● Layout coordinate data
start
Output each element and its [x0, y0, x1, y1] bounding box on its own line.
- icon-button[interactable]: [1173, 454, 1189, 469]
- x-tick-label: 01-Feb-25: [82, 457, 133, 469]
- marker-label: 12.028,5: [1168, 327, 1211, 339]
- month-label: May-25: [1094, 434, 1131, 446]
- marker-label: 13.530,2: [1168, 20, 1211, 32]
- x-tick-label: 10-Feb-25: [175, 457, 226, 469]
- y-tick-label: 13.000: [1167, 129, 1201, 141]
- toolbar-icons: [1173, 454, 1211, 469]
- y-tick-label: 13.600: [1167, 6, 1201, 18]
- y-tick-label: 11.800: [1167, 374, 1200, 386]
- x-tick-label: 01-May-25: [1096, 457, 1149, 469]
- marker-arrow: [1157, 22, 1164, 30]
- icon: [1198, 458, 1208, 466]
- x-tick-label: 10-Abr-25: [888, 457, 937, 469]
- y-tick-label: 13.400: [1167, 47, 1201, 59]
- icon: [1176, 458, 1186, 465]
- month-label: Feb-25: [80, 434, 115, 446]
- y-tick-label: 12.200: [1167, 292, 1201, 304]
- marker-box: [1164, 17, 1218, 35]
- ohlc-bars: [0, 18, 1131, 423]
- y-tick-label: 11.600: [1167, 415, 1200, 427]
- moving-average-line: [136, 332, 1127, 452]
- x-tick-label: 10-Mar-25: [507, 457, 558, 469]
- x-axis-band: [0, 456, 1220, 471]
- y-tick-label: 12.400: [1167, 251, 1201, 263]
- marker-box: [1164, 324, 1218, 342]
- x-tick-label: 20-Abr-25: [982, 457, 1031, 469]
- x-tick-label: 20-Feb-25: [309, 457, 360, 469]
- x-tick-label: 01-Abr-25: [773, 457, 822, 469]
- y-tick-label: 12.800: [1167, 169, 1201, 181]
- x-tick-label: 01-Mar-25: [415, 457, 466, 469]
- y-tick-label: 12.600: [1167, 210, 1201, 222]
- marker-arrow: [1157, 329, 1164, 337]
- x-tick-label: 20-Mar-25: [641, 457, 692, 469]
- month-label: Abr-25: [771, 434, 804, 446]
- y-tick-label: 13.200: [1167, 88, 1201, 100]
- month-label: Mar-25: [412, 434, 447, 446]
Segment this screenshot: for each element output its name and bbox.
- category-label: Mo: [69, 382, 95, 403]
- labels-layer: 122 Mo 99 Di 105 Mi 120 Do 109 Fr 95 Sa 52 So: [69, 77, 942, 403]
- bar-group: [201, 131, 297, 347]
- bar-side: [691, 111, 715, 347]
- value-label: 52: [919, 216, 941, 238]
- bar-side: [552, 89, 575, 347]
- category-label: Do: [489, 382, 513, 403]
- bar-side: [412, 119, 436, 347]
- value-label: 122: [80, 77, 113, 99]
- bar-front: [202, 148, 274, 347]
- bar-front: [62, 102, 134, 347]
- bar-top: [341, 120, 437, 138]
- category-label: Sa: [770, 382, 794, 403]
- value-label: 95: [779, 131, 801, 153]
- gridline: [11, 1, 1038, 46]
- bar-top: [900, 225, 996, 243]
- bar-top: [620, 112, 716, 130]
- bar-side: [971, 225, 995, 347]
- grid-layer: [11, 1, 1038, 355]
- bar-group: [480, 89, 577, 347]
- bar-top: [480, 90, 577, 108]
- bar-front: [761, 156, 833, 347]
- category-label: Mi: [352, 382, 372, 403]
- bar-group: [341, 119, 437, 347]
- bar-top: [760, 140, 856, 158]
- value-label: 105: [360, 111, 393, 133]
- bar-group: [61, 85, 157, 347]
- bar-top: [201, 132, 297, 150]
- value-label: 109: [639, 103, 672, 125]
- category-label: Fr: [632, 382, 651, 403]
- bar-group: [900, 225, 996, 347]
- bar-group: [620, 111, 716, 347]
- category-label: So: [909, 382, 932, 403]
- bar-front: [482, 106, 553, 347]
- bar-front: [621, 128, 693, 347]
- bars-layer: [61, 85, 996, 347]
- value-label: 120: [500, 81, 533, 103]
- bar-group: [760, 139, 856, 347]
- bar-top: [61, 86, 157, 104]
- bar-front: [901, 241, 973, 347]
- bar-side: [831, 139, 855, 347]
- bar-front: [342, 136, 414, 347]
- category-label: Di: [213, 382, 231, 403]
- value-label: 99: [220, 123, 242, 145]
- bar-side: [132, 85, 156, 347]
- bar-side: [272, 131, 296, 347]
end
● What is expected
Please retype the rows, starting at the first one and ending at the line that contains "- marker-arrow: [1157, 329, 1164, 337]", with every character unchanged.

● Output of the task
Output each element and its [x0, y0, x1, y1] bounding box on its own line.
- icon-button[interactable]: [1173, 454, 1189, 469]
- x-tick-label: 01-Feb-25: [82, 457, 133, 469]
- marker-label: 12.028,5: [1168, 327, 1211, 339]
- month-label: May-25: [1094, 434, 1131, 446]
- marker-label: 13.530,2: [1168, 20, 1211, 32]
- x-tick-label: 10-Feb-25: [175, 457, 226, 469]
- y-tick-label: 13.000: [1167, 129, 1201, 141]
- toolbar-icons: [1173, 454, 1211, 469]
- y-tick-label: 13.600: [1167, 6, 1201, 18]
- y-tick-label: 11.800: [1167, 374, 1200, 386]
- x-tick-label: 01-May-25: [1096, 457, 1149, 469]
- marker-arrow: [1157, 22, 1164, 30]
- icon: [1198, 458, 1208, 466]
- x-tick-label: 10-Abr-25: [888, 457, 937, 469]
- y-tick-label: 13.400: [1167, 47, 1201, 59]
- icon: [1176, 458, 1186, 465]
- month-label: Feb-25: [80, 434, 115, 446]
- y-tick-label: 12.200: [1167, 292, 1201, 304]
- marker-box: [1164, 17, 1218, 35]
- ohlc-bars: [0, 18, 1131, 423]
- y-tick-label: 11.600: [1167, 415, 1200, 427]
- moving-average-line: [136, 332, 1127, 452]
- x-tick-label: 10-Mar-25: [507, 457, 558, 469]
- x-axis-band: [0, 456, 1220, 471]
- y-tick-label: 12.400: [1167, 251, 1201, 263]
- marker-box: [1164, 324, 1218, 342]
- x-tick-label: 20-Abr-25: [982, 457, 1031, 469]
- x-tick-label: 20-Feb-25: [309, 457, 360, 469]
- x-tick-label: 01-Abr-25: [773, 457, 822, 469]
- y-tick-label: 12.800: [1167, 169, 1201, 181]
- x-tick-label: 01-Mar-25: [415, 457, 466, 469]
- y-tick-label: 12.600: [1167, 210, 1201, 222]
- marker-arrow: [1157, 329, 1164, 337]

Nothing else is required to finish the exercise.